## THE EXERCISE
Print the range of lines that opens with the line containing "Convert this document image to plain text." and closes with the last line of the listing. Include both ends; print nothing more.

## GIVEN ENTRIES

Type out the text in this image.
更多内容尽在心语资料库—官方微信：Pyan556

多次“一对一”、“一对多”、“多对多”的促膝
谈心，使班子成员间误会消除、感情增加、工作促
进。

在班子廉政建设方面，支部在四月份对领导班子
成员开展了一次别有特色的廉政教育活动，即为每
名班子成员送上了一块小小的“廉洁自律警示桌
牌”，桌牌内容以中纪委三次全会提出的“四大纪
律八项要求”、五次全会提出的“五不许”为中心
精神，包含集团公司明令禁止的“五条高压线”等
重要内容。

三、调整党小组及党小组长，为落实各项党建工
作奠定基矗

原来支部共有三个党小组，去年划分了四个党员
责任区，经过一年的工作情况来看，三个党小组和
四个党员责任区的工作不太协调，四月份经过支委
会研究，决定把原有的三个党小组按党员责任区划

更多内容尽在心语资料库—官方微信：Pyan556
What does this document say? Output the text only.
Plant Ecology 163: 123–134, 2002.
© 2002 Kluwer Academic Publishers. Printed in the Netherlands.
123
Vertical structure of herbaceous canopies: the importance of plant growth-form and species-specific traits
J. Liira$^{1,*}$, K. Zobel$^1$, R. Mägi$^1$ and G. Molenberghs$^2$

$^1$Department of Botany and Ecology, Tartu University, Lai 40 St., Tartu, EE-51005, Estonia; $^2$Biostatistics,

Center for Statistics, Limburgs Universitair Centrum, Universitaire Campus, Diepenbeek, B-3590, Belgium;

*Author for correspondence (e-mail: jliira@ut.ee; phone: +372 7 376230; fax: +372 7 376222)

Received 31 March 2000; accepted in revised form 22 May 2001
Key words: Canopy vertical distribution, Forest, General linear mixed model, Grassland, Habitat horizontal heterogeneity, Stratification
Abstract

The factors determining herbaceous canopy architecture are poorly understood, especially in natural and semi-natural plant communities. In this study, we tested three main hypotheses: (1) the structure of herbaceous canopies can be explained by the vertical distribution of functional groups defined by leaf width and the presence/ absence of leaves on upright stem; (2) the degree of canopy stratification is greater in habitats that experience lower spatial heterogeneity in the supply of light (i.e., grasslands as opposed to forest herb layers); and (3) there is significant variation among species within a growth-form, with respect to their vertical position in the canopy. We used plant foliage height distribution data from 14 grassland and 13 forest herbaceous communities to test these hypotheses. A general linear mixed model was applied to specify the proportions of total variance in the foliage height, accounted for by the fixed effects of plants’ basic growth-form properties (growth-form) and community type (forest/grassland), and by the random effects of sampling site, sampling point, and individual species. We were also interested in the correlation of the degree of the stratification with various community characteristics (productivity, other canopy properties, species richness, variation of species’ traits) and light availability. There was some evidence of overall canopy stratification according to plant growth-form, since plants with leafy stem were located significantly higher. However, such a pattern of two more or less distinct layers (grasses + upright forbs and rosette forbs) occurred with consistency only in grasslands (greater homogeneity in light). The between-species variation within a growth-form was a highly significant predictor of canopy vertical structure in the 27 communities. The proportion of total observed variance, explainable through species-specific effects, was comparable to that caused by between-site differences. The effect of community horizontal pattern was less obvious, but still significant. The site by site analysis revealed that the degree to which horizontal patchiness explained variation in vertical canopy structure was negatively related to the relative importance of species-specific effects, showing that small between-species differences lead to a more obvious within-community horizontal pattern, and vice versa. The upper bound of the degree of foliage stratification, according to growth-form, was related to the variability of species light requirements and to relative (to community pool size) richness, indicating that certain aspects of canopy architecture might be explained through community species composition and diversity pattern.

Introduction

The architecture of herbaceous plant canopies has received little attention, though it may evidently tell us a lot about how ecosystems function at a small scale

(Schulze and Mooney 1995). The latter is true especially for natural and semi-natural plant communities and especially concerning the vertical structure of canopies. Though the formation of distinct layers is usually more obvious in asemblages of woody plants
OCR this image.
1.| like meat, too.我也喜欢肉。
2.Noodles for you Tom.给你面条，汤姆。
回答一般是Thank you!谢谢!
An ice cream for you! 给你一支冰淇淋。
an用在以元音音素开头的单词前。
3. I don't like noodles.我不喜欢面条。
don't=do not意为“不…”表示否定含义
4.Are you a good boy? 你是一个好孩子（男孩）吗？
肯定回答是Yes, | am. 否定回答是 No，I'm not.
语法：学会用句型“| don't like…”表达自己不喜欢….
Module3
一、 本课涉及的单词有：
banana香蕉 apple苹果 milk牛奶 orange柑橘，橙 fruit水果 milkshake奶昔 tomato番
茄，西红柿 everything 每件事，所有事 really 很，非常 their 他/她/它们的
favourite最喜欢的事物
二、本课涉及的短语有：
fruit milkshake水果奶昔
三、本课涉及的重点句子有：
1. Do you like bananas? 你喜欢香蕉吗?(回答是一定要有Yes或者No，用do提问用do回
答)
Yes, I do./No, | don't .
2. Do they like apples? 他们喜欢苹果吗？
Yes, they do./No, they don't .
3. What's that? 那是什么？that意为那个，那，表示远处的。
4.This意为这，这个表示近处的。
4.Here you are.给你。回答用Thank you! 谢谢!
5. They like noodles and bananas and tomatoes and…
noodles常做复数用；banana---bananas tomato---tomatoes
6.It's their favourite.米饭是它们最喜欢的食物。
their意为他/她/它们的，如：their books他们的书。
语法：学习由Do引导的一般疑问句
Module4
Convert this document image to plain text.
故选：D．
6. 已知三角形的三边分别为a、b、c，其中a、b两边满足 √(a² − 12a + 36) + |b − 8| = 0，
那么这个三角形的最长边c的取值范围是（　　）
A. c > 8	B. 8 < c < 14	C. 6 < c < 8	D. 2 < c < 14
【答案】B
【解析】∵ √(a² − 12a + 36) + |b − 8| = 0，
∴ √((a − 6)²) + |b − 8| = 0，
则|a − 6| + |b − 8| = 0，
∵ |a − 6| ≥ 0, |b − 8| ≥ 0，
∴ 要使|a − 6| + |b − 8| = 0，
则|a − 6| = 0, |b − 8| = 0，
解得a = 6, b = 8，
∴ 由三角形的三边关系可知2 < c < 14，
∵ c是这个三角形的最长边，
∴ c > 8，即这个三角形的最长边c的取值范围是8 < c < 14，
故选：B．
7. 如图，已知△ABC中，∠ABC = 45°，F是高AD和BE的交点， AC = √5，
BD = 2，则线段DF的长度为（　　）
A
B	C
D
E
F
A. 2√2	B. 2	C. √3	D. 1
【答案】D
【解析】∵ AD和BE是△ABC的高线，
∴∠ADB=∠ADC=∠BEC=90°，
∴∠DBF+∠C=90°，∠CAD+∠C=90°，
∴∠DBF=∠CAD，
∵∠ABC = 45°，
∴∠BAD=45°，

## THE REPLY
Convert this document image to plain text.
故选：D．
6. 已知三角形的三边分别为a、b、c，其中a、b两边满足 √(a² − 12a + 36) + |b − 8| = 0，
那么这个三角形的最长边c的取值范围是（　　）
A. c > 8	B. 8 < c < 14	C. 6 < c < 8	D. 2 < c < 14
【答案】B
【解析】∵ √(a² − 12a + 36) + |b − 8| = 0，
∴ √((a − 6)²) + |b − 8| = 0，
则|a − 6| + |b − 8| = 0，
∵ |a − 6| ≥ 0, |b − 8| ≥ 0，
∴ 要使|a − 6| + |b − 8| = 0，
则|a − 6| = 0, |b − 8| = 0，
解得a = 6, b = 8，
∴ 由三角形的三边关系可知2 < c < 14，
∵ c是这个三角形的最长边，
∴ c > 8，即这个三角形的最长边c的取值范围是8 < c < 14，
故选：B．
7. 如图，已知△ABC中，∠ABC = 45°，F是高AD和BE的交点， AC = √5，
BD = 2，则线段DF的长度为（　　）
A
B	C
D
E
F
A. 2√2	B. 2	C. √3	D. 1
【答案】D
【解析】∵ AD和BE是△ABC的高线，
∴∠ADB=∠ADC=∠BEC=90°，
∴∠DBF+∠C=90°，∠CAD+∠C=90°，
∴∠DBF=∠CAD，
∵∠ABC = 45°，
∴∠BAD=45°，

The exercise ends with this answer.